Challenge: Search the listing below for "year". Copy each matching line.

Data records:

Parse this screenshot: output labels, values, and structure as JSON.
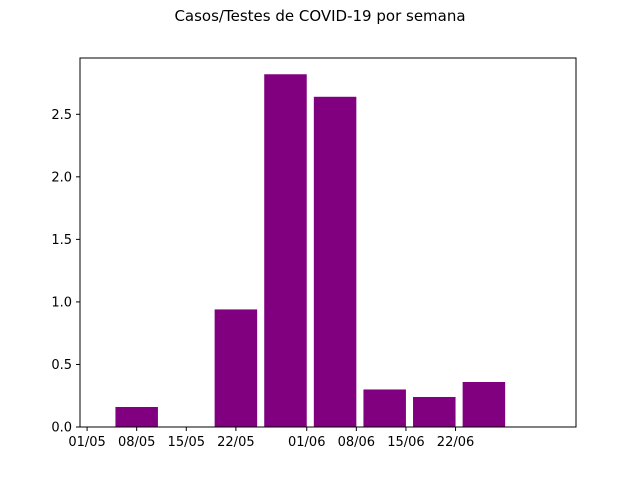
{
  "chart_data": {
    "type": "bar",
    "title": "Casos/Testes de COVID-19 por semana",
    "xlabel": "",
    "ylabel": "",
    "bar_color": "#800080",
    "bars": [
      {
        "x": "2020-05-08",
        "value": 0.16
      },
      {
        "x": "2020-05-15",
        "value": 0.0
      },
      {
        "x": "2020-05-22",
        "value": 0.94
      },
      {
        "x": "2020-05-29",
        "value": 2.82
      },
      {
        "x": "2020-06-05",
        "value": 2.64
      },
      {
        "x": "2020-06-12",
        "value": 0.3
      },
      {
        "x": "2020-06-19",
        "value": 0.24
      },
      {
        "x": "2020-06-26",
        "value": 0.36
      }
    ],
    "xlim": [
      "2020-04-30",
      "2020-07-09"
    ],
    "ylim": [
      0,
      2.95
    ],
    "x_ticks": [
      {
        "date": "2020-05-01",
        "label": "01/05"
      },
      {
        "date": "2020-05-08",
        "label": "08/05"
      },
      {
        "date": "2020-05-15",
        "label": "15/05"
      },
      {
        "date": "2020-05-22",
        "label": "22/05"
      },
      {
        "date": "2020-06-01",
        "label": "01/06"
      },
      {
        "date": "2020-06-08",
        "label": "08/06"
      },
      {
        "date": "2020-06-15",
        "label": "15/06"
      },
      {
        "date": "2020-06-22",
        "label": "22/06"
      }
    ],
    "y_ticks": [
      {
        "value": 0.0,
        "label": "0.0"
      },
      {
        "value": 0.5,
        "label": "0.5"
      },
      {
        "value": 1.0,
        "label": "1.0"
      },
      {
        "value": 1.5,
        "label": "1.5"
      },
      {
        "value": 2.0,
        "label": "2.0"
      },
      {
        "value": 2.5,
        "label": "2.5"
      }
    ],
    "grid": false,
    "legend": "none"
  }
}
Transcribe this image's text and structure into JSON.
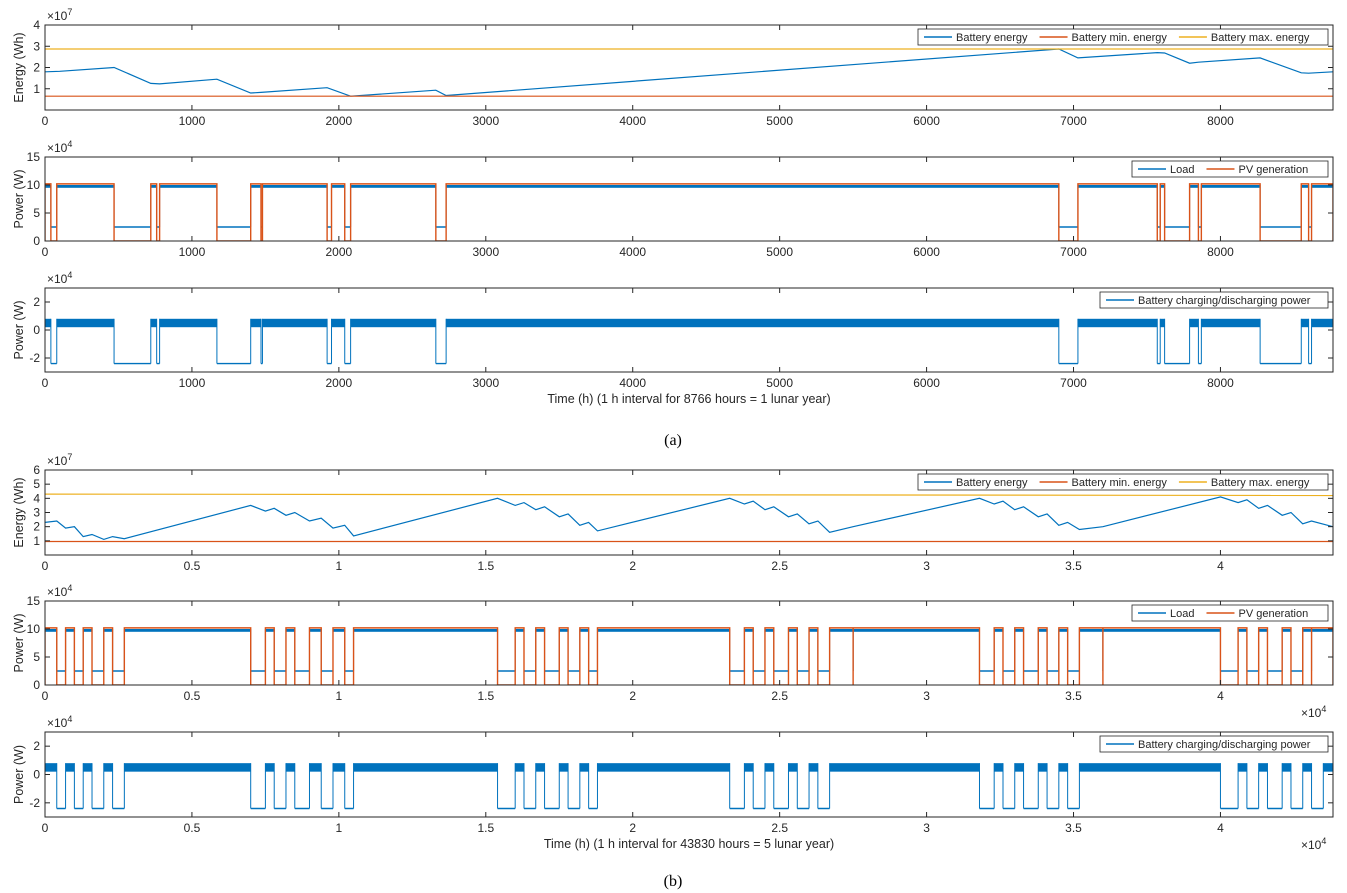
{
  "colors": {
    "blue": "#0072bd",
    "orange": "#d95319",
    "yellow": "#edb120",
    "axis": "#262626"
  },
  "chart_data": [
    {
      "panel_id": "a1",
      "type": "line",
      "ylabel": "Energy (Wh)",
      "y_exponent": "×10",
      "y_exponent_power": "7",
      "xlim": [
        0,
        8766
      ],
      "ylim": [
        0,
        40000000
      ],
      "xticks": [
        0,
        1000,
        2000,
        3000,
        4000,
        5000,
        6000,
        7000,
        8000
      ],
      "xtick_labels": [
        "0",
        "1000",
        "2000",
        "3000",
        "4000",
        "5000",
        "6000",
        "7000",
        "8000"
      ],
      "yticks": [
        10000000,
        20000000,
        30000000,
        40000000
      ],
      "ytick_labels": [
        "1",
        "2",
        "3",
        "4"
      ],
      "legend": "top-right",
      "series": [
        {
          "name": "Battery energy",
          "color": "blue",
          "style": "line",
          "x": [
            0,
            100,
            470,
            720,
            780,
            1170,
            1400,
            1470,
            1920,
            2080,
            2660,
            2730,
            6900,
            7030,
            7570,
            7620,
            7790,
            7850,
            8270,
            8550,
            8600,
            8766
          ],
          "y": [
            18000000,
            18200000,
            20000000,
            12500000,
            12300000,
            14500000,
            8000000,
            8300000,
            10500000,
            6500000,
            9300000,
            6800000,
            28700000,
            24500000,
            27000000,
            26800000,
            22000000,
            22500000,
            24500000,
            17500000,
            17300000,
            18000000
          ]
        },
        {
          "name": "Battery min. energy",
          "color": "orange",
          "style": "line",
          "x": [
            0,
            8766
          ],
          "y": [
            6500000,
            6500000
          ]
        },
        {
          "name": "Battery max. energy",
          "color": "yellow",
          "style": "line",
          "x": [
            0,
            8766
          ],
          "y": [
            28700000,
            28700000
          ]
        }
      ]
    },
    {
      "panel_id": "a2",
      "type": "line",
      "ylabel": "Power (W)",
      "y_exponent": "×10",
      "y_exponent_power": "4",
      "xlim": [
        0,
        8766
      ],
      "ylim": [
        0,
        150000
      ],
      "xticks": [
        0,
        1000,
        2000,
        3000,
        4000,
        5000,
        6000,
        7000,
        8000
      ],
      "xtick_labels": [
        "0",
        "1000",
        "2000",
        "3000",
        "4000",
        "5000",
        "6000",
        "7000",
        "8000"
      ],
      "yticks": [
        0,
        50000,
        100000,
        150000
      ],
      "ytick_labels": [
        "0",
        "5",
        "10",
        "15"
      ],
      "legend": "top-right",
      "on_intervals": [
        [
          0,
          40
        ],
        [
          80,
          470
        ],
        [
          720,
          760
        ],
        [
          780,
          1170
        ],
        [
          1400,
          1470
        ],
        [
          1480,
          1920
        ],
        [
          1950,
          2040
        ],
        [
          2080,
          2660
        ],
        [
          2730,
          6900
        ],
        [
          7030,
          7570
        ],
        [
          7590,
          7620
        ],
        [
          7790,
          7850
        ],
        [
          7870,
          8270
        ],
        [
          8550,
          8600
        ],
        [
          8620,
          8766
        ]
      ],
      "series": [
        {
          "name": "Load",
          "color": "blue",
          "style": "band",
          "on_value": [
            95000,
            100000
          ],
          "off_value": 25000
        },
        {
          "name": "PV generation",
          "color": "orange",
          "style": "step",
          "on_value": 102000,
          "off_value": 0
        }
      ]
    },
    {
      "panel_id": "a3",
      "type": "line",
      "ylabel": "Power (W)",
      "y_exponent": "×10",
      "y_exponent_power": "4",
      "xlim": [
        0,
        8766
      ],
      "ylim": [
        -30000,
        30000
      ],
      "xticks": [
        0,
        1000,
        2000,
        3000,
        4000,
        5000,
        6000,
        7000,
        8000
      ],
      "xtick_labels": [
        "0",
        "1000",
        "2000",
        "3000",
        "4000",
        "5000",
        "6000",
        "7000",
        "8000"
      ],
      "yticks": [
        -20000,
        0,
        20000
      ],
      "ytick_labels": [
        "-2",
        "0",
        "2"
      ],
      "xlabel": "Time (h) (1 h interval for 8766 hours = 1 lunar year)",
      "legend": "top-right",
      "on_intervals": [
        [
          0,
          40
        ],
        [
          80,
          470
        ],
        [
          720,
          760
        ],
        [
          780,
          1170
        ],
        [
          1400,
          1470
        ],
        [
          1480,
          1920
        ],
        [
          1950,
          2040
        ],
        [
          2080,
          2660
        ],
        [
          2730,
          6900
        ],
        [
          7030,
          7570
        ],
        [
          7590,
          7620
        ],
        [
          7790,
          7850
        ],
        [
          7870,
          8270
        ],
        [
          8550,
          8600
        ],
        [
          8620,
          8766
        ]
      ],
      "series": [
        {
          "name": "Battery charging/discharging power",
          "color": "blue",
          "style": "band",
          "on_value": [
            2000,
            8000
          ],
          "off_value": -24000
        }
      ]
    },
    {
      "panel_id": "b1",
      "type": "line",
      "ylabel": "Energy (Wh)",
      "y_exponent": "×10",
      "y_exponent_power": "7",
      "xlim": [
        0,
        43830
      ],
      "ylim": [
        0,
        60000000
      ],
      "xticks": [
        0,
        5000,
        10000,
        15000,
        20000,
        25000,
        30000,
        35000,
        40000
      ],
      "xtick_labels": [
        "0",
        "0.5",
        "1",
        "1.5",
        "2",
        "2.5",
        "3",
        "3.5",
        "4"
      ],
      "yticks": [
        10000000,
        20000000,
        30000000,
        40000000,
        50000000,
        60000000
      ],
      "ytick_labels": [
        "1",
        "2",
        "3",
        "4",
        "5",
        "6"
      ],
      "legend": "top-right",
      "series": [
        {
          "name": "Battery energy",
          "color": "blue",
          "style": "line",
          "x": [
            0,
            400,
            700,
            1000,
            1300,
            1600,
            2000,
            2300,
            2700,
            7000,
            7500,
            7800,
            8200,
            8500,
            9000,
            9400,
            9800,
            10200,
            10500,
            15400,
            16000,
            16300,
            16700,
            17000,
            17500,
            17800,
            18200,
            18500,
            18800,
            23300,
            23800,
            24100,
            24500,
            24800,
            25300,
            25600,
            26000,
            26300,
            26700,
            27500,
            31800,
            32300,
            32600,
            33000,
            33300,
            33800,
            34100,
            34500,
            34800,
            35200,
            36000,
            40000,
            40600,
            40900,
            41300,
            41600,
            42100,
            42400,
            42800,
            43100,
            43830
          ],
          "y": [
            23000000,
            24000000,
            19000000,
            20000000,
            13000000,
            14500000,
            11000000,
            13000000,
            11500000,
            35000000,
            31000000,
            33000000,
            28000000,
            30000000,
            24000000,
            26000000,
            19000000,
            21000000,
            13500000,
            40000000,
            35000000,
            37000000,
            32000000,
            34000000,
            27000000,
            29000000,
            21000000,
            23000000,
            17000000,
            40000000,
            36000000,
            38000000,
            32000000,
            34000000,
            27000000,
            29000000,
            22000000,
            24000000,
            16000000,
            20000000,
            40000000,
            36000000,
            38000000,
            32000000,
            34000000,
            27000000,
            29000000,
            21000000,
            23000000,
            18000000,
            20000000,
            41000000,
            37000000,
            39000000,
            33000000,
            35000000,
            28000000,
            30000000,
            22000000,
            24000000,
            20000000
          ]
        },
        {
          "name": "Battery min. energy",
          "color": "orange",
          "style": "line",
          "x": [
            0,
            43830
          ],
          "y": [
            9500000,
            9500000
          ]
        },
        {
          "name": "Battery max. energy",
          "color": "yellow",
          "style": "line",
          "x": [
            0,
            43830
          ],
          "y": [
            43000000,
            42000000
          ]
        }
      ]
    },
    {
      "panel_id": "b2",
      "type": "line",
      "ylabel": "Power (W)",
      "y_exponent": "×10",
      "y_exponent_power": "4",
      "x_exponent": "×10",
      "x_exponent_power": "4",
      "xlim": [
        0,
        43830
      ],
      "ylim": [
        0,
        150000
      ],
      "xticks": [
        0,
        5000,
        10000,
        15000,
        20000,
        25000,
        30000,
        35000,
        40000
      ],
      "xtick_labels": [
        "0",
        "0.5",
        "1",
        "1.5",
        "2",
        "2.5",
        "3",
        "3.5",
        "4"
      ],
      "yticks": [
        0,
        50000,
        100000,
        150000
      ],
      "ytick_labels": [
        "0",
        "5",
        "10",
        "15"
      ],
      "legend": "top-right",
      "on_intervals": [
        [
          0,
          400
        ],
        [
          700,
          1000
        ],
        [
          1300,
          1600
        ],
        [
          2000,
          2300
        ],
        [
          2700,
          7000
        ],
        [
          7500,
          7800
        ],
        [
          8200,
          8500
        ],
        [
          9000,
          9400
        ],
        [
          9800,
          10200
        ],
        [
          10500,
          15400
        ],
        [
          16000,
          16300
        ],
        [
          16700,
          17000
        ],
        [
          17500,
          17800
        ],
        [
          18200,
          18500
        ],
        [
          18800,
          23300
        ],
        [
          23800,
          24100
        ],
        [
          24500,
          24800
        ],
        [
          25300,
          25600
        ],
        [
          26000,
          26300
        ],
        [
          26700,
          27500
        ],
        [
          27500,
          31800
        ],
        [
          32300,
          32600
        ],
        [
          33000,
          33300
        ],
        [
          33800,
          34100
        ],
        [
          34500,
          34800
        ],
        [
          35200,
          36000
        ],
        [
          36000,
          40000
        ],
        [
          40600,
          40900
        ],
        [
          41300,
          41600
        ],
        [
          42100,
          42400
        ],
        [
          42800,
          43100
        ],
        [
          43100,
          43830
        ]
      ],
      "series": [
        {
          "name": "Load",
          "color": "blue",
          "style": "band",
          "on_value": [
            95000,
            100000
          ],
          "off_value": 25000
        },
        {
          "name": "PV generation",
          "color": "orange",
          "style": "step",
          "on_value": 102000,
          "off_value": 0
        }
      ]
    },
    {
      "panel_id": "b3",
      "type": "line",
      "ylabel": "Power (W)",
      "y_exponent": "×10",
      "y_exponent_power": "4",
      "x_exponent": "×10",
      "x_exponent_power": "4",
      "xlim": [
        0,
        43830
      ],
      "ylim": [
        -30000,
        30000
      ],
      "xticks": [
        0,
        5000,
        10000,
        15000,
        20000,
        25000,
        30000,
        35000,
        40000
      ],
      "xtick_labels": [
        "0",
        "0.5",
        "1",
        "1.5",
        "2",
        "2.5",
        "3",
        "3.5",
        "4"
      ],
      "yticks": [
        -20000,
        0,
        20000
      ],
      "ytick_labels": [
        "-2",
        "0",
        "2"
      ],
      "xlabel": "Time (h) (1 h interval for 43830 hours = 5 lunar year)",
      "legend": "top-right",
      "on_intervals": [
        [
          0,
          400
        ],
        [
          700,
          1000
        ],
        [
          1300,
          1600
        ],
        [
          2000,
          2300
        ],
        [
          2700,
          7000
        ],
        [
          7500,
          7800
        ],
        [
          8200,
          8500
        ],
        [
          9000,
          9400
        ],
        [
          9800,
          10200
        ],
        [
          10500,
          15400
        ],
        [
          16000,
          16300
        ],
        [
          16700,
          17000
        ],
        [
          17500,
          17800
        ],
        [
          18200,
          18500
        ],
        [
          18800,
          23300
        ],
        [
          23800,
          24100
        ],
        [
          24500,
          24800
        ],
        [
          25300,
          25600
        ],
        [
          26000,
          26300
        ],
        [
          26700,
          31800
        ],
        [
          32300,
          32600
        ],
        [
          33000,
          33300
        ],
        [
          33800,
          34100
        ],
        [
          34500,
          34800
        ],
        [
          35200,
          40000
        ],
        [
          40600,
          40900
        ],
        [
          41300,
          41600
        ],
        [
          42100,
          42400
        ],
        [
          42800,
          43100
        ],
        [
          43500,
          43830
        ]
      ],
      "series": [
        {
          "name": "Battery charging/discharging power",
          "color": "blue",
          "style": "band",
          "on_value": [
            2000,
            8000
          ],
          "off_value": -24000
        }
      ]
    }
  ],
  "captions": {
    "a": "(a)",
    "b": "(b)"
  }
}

Answer to this problem:
      "xlabel": "Time (h) (1 h interval for 8766 hours = 1 lunar year)",
      "xlabel": "Time (h) (1 h interval for 43830 hours = 5 lunar year)",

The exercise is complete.